Work to complete
No images are to be carried over; print all other material exactly as it stands.

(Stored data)
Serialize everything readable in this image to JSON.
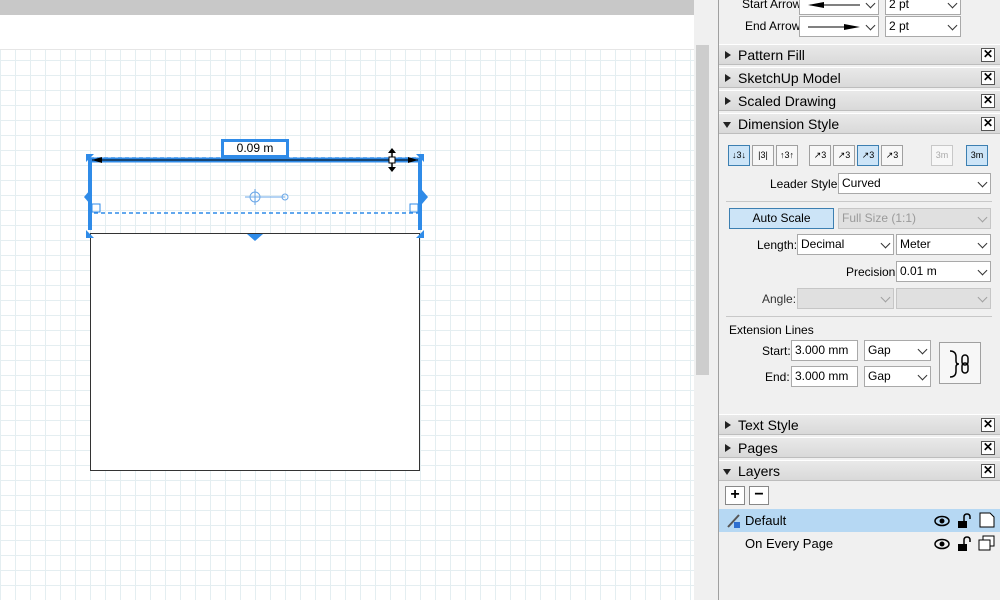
{
  "canvas": {
    "dimension_label": "0.09 m"
  },
  "arrows": {
    "start_label": "Start Arrow:",
    "end_label": "End Arrow:",
    "start_size": "2 pt",
    "end_size": "2 pt"
  },
  "panels": {
    "pattern_fill": "Pattern Fill",
    "sketchup_model": "SketchUp Model",
    "scaled_drawing": "Scaled Drawing",
    "dimension_style": "Dimension Style",
    "text_style": "Text Style",
    "pages": "Pages",
    "layers": "Layers"
  },
  "dimension_style": {
    "alignment_icons": [
      "↓3↓",
      "|3|",
      "↑3↑"
    ],
    "rotation_icons": [
      "↗3",
      "↗3",
      "↗3",
      "↗3"
    ],
    "extra_icons": [
      "3m",
      "3m"
    ],
    "leader_style_label": "Leader Style:",
    "leader_style_value": "Curved",
    "auto_scale_label": "Auto Scale",
    "scale_value": "Full Size (1:1)",
    "length_label": "Length:",
    "length_format": "Decimal",
    "length_unit": "Meter",
    "precision_label": "Precision:",
    "precision_value": "0.01 m",
    "angle_label": "Angle:",
    "extension_lines_label": "Extension Lines",
    "start_label": "Start:",
    "start_value": "3.000 mm",
    "start_mode": "Gap",
    "end_label": "End:",
    "end_value": "3.000 mm",
    "end_mode": "Gap"
  },
  "layers": {
    "add": "+",
    "remove": "−",
    "items": [
      {
        "name": "Default",
        "selected": true
      },
      {
        "name": "On Every Page",
        "selected": false
      }
    ]
  },
  "close_glyph": "✕"
}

Written response
Serialize everything readable in this image to JSON.
{
  "canvas": {
    "dimension_label": "0.09 m"
  },
  "arrows": {
    "start_label": "Start Arrow:",
    "end_label": "End Arrow:",
    "start_size": "2 pt",
    "end_size": "2 pt"
  },
  "panels": {
    "pattern_fill": "Pattern Fill",
    "sketchup_model": "SketchUp Model",
    "scaled_drawing": "Scaled Drawing",
    "dimension_style": "Dimension Style",
    "text_style": "Text Style",
    "pages": "Pages",
    "layers": "Layers"
  },
  "dimension_style": {
    "alignment_icons": [
      "↓3↓",
      "|3|",
      "↑3↑"
    ],
    "rotation_icons": [
      "↗3",
      "↗3",
      "↗3",
      "↗3"
    ],
    "extra_icons": [
      "3m",
      "3m"
    ],
    "leader_style_label": "Leader Style:",
    "leader_style_value": "Curved",
    "auto_scale_label": "Auto Scale",
    "scale_value": "Full Size (1:1)",
    "length_label": "Length:",
    "length_format": "Decimal",
    "length_unit": "Meter",
    "precision_label": "Precision:",
    "precision_value": "0.01 m",
    "angle_label": "Angle:",
    "extension_lines_label": "Extension Lines",
    "start_label": "Start:",
    "start_value": "3.000 mm",
    "start_mode": "Gap",
    "end_label": "End:",
    "end_value": "3.000 mm",
    "end_mode": "Gap"
  },
  "layers": {
    "add": "+",
    "remove": "−",
    "items": [
      {
        "name": "Default",
        "selected": true
      },
      {
        "name": "On Every Page",
        "selected": false
      }
    ]
  },
  "close_glyph": "✕"
}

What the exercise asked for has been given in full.